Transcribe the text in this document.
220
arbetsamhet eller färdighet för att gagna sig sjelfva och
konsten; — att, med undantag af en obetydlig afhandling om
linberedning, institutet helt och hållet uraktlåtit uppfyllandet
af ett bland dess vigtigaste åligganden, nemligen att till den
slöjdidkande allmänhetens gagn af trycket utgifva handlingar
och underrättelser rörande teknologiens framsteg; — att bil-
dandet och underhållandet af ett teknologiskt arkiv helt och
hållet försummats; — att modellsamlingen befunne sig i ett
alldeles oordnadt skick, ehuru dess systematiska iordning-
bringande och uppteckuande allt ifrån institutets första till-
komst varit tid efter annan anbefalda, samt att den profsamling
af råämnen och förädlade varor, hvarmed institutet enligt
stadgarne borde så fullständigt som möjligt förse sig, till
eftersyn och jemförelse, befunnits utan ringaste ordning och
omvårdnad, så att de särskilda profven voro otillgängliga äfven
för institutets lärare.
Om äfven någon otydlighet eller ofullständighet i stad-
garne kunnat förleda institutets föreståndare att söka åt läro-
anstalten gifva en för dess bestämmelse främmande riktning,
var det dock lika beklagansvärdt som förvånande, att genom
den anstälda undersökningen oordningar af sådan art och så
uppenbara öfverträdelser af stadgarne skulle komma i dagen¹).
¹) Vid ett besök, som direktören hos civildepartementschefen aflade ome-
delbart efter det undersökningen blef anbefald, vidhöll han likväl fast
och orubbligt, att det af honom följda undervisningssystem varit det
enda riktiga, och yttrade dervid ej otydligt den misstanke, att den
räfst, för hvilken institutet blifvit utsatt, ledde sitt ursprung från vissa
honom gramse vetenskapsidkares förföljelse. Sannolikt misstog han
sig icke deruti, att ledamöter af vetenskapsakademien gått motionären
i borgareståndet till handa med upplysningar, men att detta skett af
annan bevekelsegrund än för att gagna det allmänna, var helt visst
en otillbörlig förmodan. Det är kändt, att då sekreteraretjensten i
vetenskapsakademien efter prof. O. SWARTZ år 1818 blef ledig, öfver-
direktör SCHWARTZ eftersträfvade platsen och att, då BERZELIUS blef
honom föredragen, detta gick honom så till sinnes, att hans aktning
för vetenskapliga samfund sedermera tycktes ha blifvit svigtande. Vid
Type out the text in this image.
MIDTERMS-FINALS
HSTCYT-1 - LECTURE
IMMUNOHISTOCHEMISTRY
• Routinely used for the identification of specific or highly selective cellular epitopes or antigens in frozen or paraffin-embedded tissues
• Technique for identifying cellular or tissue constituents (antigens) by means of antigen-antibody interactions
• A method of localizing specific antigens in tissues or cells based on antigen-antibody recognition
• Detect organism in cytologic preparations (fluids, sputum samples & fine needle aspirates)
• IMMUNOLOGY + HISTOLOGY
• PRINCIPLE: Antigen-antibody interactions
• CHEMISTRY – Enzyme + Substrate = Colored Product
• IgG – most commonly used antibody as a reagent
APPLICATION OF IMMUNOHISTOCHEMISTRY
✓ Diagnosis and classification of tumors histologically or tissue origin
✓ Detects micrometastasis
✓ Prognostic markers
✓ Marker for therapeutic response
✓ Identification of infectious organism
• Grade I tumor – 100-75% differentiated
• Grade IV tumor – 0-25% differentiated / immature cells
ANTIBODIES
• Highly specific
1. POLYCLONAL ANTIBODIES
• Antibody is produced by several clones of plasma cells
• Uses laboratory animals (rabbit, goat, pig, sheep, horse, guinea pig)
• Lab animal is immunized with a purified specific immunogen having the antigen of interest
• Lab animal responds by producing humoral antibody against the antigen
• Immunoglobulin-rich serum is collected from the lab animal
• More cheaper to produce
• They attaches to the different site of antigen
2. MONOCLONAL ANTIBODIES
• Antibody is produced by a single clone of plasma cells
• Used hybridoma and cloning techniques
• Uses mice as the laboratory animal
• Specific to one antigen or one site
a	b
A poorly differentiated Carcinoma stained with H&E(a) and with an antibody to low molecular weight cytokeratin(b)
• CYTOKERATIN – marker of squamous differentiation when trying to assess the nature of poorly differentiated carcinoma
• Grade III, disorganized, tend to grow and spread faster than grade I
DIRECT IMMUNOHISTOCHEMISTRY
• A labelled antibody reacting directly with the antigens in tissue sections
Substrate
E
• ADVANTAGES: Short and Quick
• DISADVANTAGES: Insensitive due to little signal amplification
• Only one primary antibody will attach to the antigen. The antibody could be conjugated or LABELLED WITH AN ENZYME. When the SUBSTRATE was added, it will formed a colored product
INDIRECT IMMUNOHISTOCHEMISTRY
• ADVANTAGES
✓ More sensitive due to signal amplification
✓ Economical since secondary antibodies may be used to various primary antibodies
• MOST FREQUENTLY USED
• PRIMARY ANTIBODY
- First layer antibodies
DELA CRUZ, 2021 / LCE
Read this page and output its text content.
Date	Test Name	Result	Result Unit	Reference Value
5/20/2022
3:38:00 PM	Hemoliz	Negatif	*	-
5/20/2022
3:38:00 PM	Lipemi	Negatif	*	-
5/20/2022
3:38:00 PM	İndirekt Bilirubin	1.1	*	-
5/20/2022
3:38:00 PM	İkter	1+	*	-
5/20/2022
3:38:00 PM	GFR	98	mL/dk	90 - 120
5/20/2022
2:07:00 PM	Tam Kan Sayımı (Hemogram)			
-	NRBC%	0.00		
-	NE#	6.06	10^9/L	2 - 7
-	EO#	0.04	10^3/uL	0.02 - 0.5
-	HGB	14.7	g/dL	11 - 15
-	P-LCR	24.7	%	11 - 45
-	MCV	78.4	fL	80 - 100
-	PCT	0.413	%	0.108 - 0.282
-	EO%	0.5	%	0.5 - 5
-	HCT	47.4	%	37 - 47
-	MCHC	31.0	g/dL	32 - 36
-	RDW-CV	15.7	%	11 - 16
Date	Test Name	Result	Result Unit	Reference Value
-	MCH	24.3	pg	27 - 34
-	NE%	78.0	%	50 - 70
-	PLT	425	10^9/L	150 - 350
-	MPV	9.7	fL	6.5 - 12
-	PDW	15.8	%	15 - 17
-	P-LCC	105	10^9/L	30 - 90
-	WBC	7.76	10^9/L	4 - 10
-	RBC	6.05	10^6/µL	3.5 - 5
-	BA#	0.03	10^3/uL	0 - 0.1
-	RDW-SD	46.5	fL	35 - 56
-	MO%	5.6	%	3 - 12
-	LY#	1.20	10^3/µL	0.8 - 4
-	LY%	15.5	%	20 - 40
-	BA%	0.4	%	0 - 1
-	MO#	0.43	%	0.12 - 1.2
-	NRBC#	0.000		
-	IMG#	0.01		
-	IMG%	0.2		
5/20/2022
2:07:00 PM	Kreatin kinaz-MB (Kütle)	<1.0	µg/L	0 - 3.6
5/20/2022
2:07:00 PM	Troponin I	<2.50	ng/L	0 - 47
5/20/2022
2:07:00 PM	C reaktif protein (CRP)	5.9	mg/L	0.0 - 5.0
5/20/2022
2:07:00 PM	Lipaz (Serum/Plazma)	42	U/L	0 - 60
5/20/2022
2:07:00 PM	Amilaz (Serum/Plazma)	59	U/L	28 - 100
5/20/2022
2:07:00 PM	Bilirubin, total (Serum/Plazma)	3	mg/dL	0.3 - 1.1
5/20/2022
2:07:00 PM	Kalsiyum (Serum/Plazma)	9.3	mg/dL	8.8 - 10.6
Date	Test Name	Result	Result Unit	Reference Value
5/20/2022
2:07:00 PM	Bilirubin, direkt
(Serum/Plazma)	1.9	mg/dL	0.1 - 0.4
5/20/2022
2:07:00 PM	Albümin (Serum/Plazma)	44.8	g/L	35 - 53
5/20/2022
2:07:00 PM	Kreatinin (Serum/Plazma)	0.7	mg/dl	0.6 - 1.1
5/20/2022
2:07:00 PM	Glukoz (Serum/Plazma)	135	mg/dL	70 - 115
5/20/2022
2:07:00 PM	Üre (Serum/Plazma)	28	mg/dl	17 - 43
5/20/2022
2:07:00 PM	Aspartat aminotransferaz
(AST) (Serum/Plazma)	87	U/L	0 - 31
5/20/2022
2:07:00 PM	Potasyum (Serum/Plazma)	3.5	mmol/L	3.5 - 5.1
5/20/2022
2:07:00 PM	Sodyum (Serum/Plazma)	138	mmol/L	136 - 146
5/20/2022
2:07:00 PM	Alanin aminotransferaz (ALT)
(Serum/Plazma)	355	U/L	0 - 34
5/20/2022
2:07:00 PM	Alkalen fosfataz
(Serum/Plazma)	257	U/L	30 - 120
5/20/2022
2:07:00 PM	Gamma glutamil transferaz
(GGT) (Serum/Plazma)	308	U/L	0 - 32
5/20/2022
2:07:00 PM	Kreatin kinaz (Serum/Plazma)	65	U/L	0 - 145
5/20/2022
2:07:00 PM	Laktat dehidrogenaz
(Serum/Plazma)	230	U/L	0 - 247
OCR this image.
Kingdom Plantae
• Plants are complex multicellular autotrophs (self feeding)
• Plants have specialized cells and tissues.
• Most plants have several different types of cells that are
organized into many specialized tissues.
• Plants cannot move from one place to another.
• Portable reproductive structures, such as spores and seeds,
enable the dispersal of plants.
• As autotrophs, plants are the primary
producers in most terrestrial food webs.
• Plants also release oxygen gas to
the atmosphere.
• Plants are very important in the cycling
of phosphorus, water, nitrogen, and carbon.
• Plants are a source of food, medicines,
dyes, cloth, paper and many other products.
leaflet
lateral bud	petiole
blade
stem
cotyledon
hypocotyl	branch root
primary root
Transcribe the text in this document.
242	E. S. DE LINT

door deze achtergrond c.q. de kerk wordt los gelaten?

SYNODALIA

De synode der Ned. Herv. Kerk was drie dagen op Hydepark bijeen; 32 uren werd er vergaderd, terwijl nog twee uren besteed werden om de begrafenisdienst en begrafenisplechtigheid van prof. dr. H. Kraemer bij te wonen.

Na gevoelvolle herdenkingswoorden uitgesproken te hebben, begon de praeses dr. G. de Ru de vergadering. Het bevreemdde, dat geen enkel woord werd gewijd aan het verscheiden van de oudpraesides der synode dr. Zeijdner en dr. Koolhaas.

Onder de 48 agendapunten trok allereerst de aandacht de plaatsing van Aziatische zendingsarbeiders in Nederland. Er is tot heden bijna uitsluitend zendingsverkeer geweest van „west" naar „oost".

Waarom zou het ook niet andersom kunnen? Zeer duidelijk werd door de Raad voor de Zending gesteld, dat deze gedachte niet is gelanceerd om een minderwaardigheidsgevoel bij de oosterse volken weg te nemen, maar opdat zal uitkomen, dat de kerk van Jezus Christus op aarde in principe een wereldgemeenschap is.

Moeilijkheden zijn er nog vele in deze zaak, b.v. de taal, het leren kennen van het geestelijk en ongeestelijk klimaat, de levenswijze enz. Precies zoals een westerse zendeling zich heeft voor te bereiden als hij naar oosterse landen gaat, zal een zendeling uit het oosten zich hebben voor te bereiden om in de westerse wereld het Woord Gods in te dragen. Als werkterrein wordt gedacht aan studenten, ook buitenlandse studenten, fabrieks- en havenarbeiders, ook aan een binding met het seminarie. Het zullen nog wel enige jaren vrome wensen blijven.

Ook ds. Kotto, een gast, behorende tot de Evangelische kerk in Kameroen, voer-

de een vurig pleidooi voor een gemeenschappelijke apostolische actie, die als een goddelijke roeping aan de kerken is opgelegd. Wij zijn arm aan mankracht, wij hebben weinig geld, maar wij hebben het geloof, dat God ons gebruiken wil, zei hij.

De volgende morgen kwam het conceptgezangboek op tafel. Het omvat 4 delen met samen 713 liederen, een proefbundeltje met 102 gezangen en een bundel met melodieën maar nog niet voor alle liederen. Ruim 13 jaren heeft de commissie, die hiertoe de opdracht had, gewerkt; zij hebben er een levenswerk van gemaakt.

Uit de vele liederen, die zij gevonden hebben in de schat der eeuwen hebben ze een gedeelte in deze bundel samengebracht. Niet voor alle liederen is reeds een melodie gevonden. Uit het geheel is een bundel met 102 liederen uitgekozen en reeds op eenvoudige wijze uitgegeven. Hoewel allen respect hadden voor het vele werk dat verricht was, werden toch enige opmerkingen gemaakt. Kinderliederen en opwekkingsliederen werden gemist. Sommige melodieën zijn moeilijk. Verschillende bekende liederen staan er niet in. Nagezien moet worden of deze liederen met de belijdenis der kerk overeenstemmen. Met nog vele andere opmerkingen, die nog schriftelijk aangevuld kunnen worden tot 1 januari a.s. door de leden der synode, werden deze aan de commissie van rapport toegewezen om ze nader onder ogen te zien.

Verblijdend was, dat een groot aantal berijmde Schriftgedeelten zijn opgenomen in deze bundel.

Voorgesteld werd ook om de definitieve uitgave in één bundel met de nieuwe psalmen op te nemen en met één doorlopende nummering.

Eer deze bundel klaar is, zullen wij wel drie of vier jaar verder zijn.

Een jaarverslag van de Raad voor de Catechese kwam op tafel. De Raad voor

──────

TASK DETAILS —
Report, as a bare number, how many lines above contain the string "melodieën".

WRITTEN REPLY —
2